# Task brief
All records are to be retyped faithfully and completely.

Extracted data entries
▶

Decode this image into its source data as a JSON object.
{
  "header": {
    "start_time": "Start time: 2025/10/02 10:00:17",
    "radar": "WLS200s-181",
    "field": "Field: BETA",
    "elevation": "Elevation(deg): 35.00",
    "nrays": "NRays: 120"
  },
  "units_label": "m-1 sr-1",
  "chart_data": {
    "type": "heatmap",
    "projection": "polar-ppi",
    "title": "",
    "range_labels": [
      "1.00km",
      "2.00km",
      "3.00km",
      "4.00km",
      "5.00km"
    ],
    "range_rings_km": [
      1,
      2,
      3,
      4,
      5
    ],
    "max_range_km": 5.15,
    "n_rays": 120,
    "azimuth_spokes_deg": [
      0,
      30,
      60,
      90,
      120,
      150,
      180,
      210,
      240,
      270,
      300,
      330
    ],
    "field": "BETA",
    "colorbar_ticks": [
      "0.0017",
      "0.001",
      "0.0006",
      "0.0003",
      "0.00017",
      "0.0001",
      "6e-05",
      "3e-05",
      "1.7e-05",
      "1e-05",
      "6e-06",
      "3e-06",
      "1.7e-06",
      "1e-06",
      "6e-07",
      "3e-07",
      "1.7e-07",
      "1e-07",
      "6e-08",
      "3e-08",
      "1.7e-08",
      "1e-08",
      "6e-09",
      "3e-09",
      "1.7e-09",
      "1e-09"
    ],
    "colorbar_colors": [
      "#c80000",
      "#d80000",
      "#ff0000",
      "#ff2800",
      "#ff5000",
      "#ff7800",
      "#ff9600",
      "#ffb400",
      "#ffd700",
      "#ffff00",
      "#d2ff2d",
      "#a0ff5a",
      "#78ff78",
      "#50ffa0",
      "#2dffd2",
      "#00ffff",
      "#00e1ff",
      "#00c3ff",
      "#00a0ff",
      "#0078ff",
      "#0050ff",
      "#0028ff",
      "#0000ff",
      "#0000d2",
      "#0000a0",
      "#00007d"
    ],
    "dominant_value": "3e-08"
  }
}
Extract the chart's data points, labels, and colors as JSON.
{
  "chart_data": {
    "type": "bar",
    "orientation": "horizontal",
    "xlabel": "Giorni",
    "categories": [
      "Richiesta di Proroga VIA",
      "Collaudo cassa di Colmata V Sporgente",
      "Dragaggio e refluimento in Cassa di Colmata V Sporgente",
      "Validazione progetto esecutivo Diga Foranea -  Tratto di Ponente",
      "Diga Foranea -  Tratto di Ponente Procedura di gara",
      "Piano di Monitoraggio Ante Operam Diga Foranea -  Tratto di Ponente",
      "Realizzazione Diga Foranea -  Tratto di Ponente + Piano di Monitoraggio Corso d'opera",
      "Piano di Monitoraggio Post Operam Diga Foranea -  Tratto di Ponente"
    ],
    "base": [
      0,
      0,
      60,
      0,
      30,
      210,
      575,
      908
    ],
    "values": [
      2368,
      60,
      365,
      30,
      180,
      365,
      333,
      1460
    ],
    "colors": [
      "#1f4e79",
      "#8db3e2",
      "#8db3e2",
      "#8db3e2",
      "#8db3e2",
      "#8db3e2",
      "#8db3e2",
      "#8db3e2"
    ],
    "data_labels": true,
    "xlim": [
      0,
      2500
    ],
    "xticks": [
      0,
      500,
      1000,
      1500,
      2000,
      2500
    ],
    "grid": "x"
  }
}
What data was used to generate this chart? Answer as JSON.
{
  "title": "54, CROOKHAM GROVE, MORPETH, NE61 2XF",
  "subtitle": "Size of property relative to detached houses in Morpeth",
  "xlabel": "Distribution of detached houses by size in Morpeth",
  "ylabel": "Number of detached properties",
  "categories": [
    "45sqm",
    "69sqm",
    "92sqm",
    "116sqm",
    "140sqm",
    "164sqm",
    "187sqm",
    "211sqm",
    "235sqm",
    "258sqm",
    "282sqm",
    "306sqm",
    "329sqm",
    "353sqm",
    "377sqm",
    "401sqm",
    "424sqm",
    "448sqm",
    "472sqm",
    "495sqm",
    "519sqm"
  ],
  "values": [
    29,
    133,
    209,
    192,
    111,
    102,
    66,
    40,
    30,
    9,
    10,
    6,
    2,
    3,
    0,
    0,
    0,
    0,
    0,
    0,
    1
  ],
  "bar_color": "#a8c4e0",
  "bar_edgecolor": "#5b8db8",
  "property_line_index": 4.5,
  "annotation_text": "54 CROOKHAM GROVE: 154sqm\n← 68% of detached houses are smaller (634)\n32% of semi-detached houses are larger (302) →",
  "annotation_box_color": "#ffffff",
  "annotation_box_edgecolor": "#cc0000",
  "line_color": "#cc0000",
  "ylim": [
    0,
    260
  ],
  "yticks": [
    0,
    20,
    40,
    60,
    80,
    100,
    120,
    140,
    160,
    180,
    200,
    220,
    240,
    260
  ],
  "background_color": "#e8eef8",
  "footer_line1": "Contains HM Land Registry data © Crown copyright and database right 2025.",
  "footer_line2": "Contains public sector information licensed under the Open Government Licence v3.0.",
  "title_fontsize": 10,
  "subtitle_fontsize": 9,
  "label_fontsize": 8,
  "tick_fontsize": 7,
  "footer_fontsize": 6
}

◀

# Response to this task
Decode this image into its source data as a JSON object.
{
  "header": {
    "start_time": "Start time: 2025/10/02 10:00:17",
    "radar": "WLS200s-181",
    "field": "Field: BETA",
    "elevation": "Elevation(deg): 35.00",
    "nrays": "NRays: 120"
  },
  "units_label": "m-1 sr-1",
  "chart_data": {
    "type": "heatmap",
    "projection": "polar-ppi",
    "title": "",
    "range_labels": [
      "1.00km",
      "2.00km",
      "3.00km",
      "4.00km",
      "5.00km"
    ],
    "range_rings_km": [
      1,
      2,
      3,
      4,
      5
    ],
    "max_range_km": 5.15,
    "n_rays": 120,
    "azimuth_spokes_deg": [
      0,
      30,
      60,
      90,
      120,
      150,
      180,
      210,
      240,
      270,
      300,
      330
    ],
    "field": "BETA",
    "colorbar_ticks": [
      "0.0017",
      "0.001",
      "0.0006",
      "0.0003",
      "0.00017",
      "0.0001",
      "6e-05",
      "3e-05",
      "1.7e-05",
      "1e-05",
      "6e-06",
      "3e-06",
      "1.7e-06",
      "1e-06",
      "6e-07",
      "3e-07",
      "1.7e-07",
      "1e-07",
      "6e-08",
      "3e-08",
      "1.7e-08",
      "1e-08",
      "6e-09",
      "3e-09",
      "1.7e-09",
      "1e-09"
    ],
    "colorbar_colors": [
      "#c80000",
      "#d80000",
      "#ff0000",
      "#ff2800",
      "#ff5000",
      "#ff7800",
      "#ff9600",
      "#ffb400",
      "#ffd700",
      "#ffff00",
      "#d2ff2d",
      "#a0ff5a",
      "#78ff78",
      "#50ffa0",
      "#2dffd2",
      "#00ffff",
      "#00e1ff",
      "#00c3ff",
      "#00a0ff",
      "#0078ff",
      "#0050ff",
      "#0028ff",
      "#0000ff",
      "#0000d2",
      "#0000a0",
      "#00007d"
    ],
    "dominant_value": "3e-08"
  }
}
Extract the chart's data points, labels, and colors as JSON.
{
  "chart_data": {
    "type": "bar",
    "orientation": "horizontal",
    "xlabel": "Giorni",
    "categories": [
      "Richiesta di Proroga VIA",
      "Collaudo cassa di Colmata V Sporgente",
      "Dragaggio e refluimento in Cassa di Colmata V Sporgente",
      "Validazione progetto esecutivo Diga Foranea -  Tratto di Ponente",
      "Diga Foranea -  Tratto di Ponente Procedura di gara",
      "Piano di Monitoraggio Ante Operam Diga Foranea -  Tratto di Ponente",
      "Realizzazione Diga Foranea -  Tratto di Ponente + Piano di Monitoraggio Corso d'opera",
      "Piano di Monitoraggio Post Operam Diga Foranea -  Tratto di Ponente"
    ],
    "base": [
      0,
      0,
      60,
      0,
      30,
      210,
      575,
      908
    ],
    "values": [
      2368,
      60,
      365,
      30,
      180,
      365,
      333,
      1460
    ],
    "colors": [
      "#1f4e79",
      "#8db3e2",
      "#8db3e2",
      "#8db3e2",
      "#8db3e2",
      "#8db3e2",
      "#8db3e2",
      "#8db3e2"
    ],
    "data_labels": true,
    "xlim": [
      0,
      2500
    ],
    "xticks": [
      0,
      500,
      1000,
      1500,
      2000,
      2500
    ],
    "grid": "x"
  }
}
What data was used to generate this chart? Answer as JSON.
{
  "title": "54, CROOKHAM GROVE, MORPETH, NE61 2XF",
  "subtitle": "Size of property relative to detached houses in Morpeth",
  "xlabel": "Distribution of detached houses by size in Morpeth",
  "ylabel": "Number of detached properties",
  "categories": [
    "45sqm",
    "69sqm",
    "92sqm",
    "116sqm",
    "140sqm",
    "164sqm",
    "187sqm",
    "211sqm",
    "235sqm",
    "258sqm",
    "282sqm",
    "306sqm",
    "329sqm",
    "353sqm",
    "377sqm",
    "401sqm",
    "424sqm",
    "448sqm",
    "472sqm",
    "495sqm",
    "519sqm"
  ],
  "values": [
    29,
    133,
    209,
    192,
    111,
    102,
    66,
    40,
    30,
    9,
    10,
    6,
    2,
    3,
    0,
    0,
    0,
    0,
    0,
    0,
    1
  ],
  "bar_color": "#a8c4e0",
  "bar_edgecolor": "#5b8db8",
  "property_line_index": 4.5,
  "annotation_text": "54 CROOKHAM GROVE: 154sqm\n← 68% of detached houses are smaller (634)\n32% of semi-detached houses are larger (302) →",
  "annotation_box_color": "#ffffff",
  "annotation_box_edgecolor": "#cc0000",
  "line_color": "#cc0000",
  "ylim": [
    0,
    260
  ],
  "yticks": [
    0,
    20,
    40,
    60,
    80,
    100,
    120,
    140,
    160,
    180,
    200,
    220,
    240,
    260
  ],
  "background_color": "#e8eef8",
  "footer_line1": "Contains HM Land Registry data © Crown copyright and database right 2025.",
  "footer_line2": "Contains public sector information licensed under the Open Government Licence v3.0.",
  "title_fontsize": 10,
  "subtitle_fontsize": 9,
  "label_fontsize": 8,
  "tick_fontsize": 7,
  "footer_fontsize": 6
}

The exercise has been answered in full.